● SUPPLIED DATA
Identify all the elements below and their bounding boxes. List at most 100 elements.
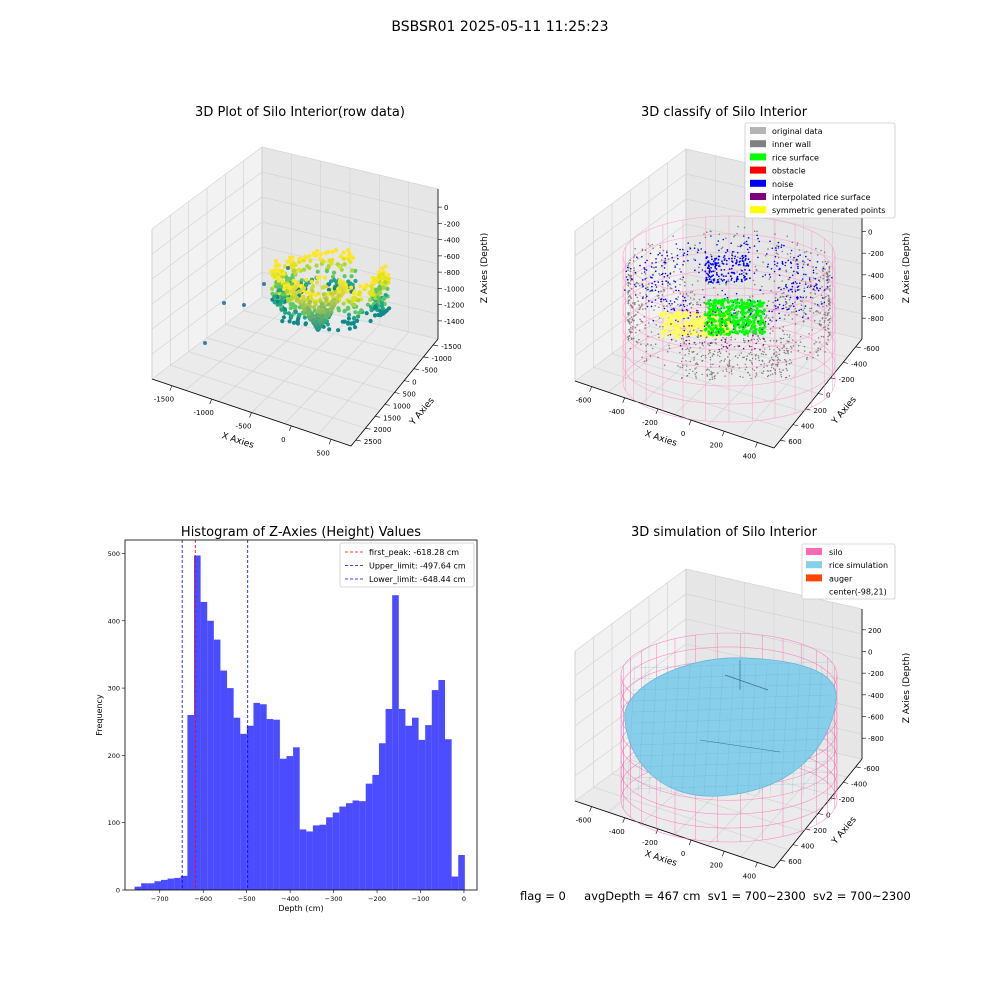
simulation-mesh bbox=[769, 664, 779, 796]
classify-wall-point bbox=[765, 353, 767, 356]
histogram-bar bbox=[411, 717, 419, 890]
classify-rice-point bbox=[704, 313, 708, 317]
raw-point bbox=[274, 284, 279, 289]
classify-rice-point bbox=[757, 304, 761, 308]
raw-point bbox=[336, 293, 341, 298]
classify-original-point bbox=[679, 343, 682, 345]
classify-noise-point bbox=[646, 305, 649, 308]
flag-text: flag = 0 bbox=[520, 889, 566, 903]
classify-symmetric-point bbox=[661, 329, 665, 333]
classify-original-point bbox=[702, 354, 704, 357]
classify-original-point bbox=[784, 359, 786, 361]
classify-wall-point bbox=[771, 316, 774, 319]
classify-original-point bbox=[751, 349, 753, 351]
classify-noise-point bbox=[769, 319, 771, 321]
classify-noise-point bbox=[792, 282, 795, 285]
classify-rice-point bbox=[704, 321, 708, 325]
classify-original-point bbox=[762, 353, 764, 356]
classify-noise-point bbox=[625, 270, 628, 273]
classify-wall-point bbox=[696, 353, 699, 355]
classify-wall-point bbox=[812, 266, 814, 268]
raw-point bbox=[369, 284, 374, 289]
classify-noise-point bbox=[776, 299, 779, 302]
classify-y-tick bbox=[792, 424, 798, 426]
classify-original-point bbox=[764, 348, 766, 350]
classify-noise-point bbox=[773, 270, 776, 273]
classify-original-point bbox=[783, 344, 785, 347]
classify-wall-point bbox=[767, 300, 770, 302]
classify-legend-swatch bbox=[750, 179, 766, 187]
raw-point bbox=[364, 311, 369, 316]
classify-original-point bbox=[772, 373, 774, 375]
raw-y-tick-label: 0 bbox=[412, 379, 416, 387]
classify-original-point bbox=[693, 350, 695, 353]
classify-wall-point bbox=[772, 325, 775, 328]
classify-noise-point bbox=[672, 260, 675, 262]
classify-interp-point bbox=[669, 333, 672, 336]
simulation-mesh bbox=[758, 664, 768, 796]
classify-x-tick-label: 400 bbox=[743, 452, 756, 460]
classify-wall-point bbox=[746, 355, 748, 357]
classify-noise-point bbox=[741, 259, 744, 262]
classify-wall-point bbox=[777, 247, 780, 249]
classify-original-point bbox=[725, 337, 728, 339]
classify-symmetric-point bbox=[663, 310, 666, 314]
classify-z-tick-label: -200 bbox=[868, 250, 884, 258]
raw-point bbox=[276, 263, 282, 268]
classify-symmetric-point bbox=[661, 323, 665, 326]
classify-wall-point bbox=[823, 313, 825, 316]
raw-y-tick bbox=[355, 439, 361, 442]
classify-original-point bbox=[787, 350, 789, 352]
classify-noise-point bbox=[805, 313, 807, 315]
classify-wall-point bbox=[630, 326, 632, 329]
raw-point bbox=[348, 281, 353, 286]
classify-wall-point bbox=[806, 356, 808, 359]
classify-original-point bbox=[696, 362, 698, 364]
classify-noise-point bbox=[809, 296, 812, 299]
classify-noise-point bbox=[625, 276, 628, 278]
classify-wall-point bbox=[826, 314, 829, 316]
classify-original-point bbox=[694, 368, 696, 370]
classify-original-point bbox=[679, 366, 681, 368]
classify-wall-point bbox=[664, 263, 666, 265]
classify-rice-point bbox=[714, 313, 718, 317]
classify-wall-point bbox=[803, 261, 806, 264]
classify-wall-point bbox=[820, 294, 823, 297]
classify-wall-point bbox=[679, 283, 681, 286]
classify-original-point bbox=[742, 376, 744, 378]
classify-noise-point bbox=[731, 264, 734, 267]
histogram-bar bbox=[418, 739, 426, 890]
raw-point bbox=[307, 291, 312, 296]
classify-rice-point bbox=[707, 301, 711, 305]
raw-point bbox=[273, 268, 278, 273]
raw-point bbox=[321, 259, 326, 264]
classify-noise-point bbox=[660, 298, 662, 301]
classify-noise-point bbox=[740, 244, 743, 247]
classify-interp-point bbox=[700, 335, 702, 337]
raw-point bbox=[276, 275, 281, 280]
raw-point bbox=[381, 310, 386, 315]
classify-x-axis bbox=[574, 380, 775, 449]
classify-noise-point bbox=[777, 245, 780, 248]
classify-wall-point bbox=[679, 268, 681, 270]
classify-rice-point bbox=[736, 319, 740, 323]
classify-rice-point bbox=[720, 298, 724, 302]
classify-original-point bbox=[714, 377, 716, 380]
classify-noise-point bbox=[708, 278, 711, 281]
classify-noise-point bbox=[733, 271, 735, 274]
classify-noise-point bbox=[652, 274, 654, 276]
classify-wall-point bbox=[640, 320, 642, 322]
classify-wall-point bbox=[651, 347, 654, 350]
classify-wall-point bbox=[684, 284, 686, 287]
classify-wall-point bbox=[658, 317, 661, 320]
classify-wall-point bbox=[689, 297, 692, 299]
classify-original-point bbox=[685, 348, 687, 351]
classify-wall-point bbox=[640, 305, 643, 307]
classify-noise-point bbox=[641, 255, 643, 258]
histogram-bar bbox=[233, 717, 241, 890]
raw-point bbox=[303, 282, 309, 287]
raw-point bbox=[282, 264, 288, 269]
classify-noise-point bbox=[655, 266, 657, 268]
raw-y-tick bbox=[384, 404, 390, 406]
raw-point bbox=[339, 267, 344, 272]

● WRITTEN PROBLEM
Rewrite the lines above as a numbered list, omitting blank lines and leaving out the picture.

● WRITTEN SOLUTION
1. Identify all the elements below and their bounding boxes. List at most 100 elements.
2. simulation-mesh bbox=[769, 664, 779, 796]
3. classify-wall-point bbox=[765, 353, 767, 356]
4. histogram-bar bbox=[411, 717, 419, 890]
5. classify-rice-point bbox=[704, 313, 708, 317]
6. raw-point bbox=[274, 284, 279, 289]
7. classify-rice-point bbox=[757, 304, 761, 308]
8. raw-point bbox=[336, 293, 341, 298]
9. classify-original-point bbox=[679, 343, 682, 345]
10. classify-noise-point bbox=[646, 305, 649, 308]
11. flag-text: flag = 0 bbox=[520, 889, 566, 903]
12. classify-symmetric-point bbox=[661, 329, 665, 333]
13. classify-original-point bbox=[702, 354, 704, 357]
14. classify-original-point bbox=[784, 359, 786, 361]
15. classify-wall-point bbox=[771, 316, 774, 319]
16. classify-original-point bbox=[751, 349, 753, 351]
17. classify-noise-point bbox=[769, 319, 771, 321]
18. classify-noise-point bbox=[792, 282, 795, 285]
19. classify-rice-point bbox=[704, 321, 708, 325]
20. classify-original-point bbox=[762, 353, 764, 356]
21. classify-noise-point bbox=[625, 270, 628, 273]
22. classify-wall-point bbox=[696, 353, 699, 355]
23. classify-wall-point bbox=[812, 266, 814, 268]
24. raw-point bbox=[369, 284, 374, 289]
25. classify-noise-point bbox=[776, 299, 779, 302]
26. classify-y-tick bbox=[792, 424, 798, 426]
27. classify-original-point bbox=[764, 348, 766, 350]
28. classify-noise-point bbox=[773, 270, 776, 273]
29. classify-original-point bbox=[783, 344, 785, 347]
30. classify-wall-point bbox=[767, 300, 770, 302]
31. classify-legend-swatch bbox=[750, 179, 766, 187]
32. raw-point bbox=[364, 311, 369, 316]
33. classify-original-point bbox=[772, 373, 774, 375]
34. raw-y-tick-label: 0 bbox=[412, 379, 416, 387]
35. classify-original-point bbox=[693, 350, 695, 353]
36. classify-wall-point bbox=[772, 325, 775, 328]
37. classify-noise-point bbox=[672, 260, 675, 262]
38. classify-interp-point bbox=[669, 333, 672, 336]
39. simulation-mesh bbox=[758, 664, 768, 796]
40. classify-x-tick-label: 400 bbox=[743, 452, 756, 460]
41. classify-wall-point bbox=[746, 355, 748, 357]
42. classify-noise-point bbox=[741, 259, 744, 262]
43. classify-wall-point bbox=[777, 247, 780, 249]
44. classify-original-point bbox=[725, 337, 728, 339]
45. classify-symmetric-point bbox=[663, 310, 666, 314]
46. classify-z-tick-label: -200 bbox=[868, 250, 884, 258]
47. raw-point bbox=[276, 263, 282, 268]
48. classify-symmetric-point bbox=[661, 323, 665, 326]
49. classify-wall-point bbox=[823, 313, 825, 316]
50. raw-y-tick bbox=[355, 439, 361, 442]
51. classify-original-point bbox=[787, 350, 789, 352]
52. classify-noise-point bbox=[805, 313, 807, 315]
53. classify-wall-point bbox=[630, 326, 632, 329]
54. raw-point bbox=[348, 281, 353, 286]
55. classify-wall-point bbox=[806, 356, 808, 359]
56. classify-original-point bbox=[696, 362, 698, 364]
57. classify-noise-point bbox=[809, 296, 812, 299]
58. classify-noise-point bbox=[625, 276, 628, 278]
59. classify-wall-point bbox=[826, 314, 829, 316]
60. classify-original-point bbox=[694, 368, 696, 370]
61. classify-original-point bbox=[679, 366, 681, 368]
62. classify-wall-point bbox=[664, 263, 666, 265]
63. classify-rice-point bbox=[714, 313, 718, 317]
64. classify-wall-point bbox=[803, 261, 806, 264]
65. classify-wall-point bbox=[820, 294, 823, 297]
66. classify-wall-point bbox=[679, 283, 681, 286]
67. classify-original-point bbox=[742, 376, 744, 378]
68. classify-noise-point bbox=[731, 264, 734, 267]
69. histogram-bar bbox=[418, 739, 426, 890]
70. raw-point bbox=[307, 291, 312, 296]
71. classify-rice-point bbox=[707, 301, 711, 305]
72. raw-point bbox=[273, 268, 278, 273]
73. raw-point bbox=[321, 259, 326, 264]
74. classify-noise-point bbox=[660, 298, 662, 301]
75. classify-noise-point bbox=[740, 244, 743, 247]
76. classify-interp-point bbox=[700, 335, 702, 337]
77. raw-point bbox=[276, 275, 281, 280]
78. raw-point bbox=[381, 310, 386, 315]
79. classify-x-axis bbox=[574, 380, 775, 449]
80. classify-noise-point bbox=[777, 245, 780, 248]
81. classify-wall-point bbox=[679, 268, 681, 270]
82. classify-rice-point bbox=[736, 319, 740, 323]
83. classify-rice-point bbox=[720, 298, 724, 302]
84. classify-original-point bbox=[714, 377, 716, 380]
85. classify-noise-point bbox=[708, 278, 711, 281]
86. classify-noise-point bbox=[733, 271, 735, 274]
87. classify-noise-point bbox=[652, 274, 654, 276]
88. classify-wall-point bbox=[640, 320, 642, 322]
89. classify-wall-point bbox=[651, 347, 654, 350]
90. classify-wall-point bbox=[684, 284, 686, 287]
91. classify-wall-point bbox=[658, 317, 661, 320]
92. classify-wall-point bbox=[689, 297, 692, 299]
93. classify-original-point bbox=[685, 348, 687, 351]
94. classify-wall-point bbox=[640, 305, 643, 307]
95. classify-noise-point bbox=[641, 255, 643, 258]
96. histogram-bar bbox=[233, 717, 241, 890]
97. raw-point bbox=[303, 282, 309, 287]
98. raw-point bbox=[282, 264, 288, 269]
99. classify-noise-point bbox=[655, 266, 657, 268]
100. raw-y-tick bbox=[384, 404, 390, 406]
101. raw-point bbox=[339, 267, 344, 272]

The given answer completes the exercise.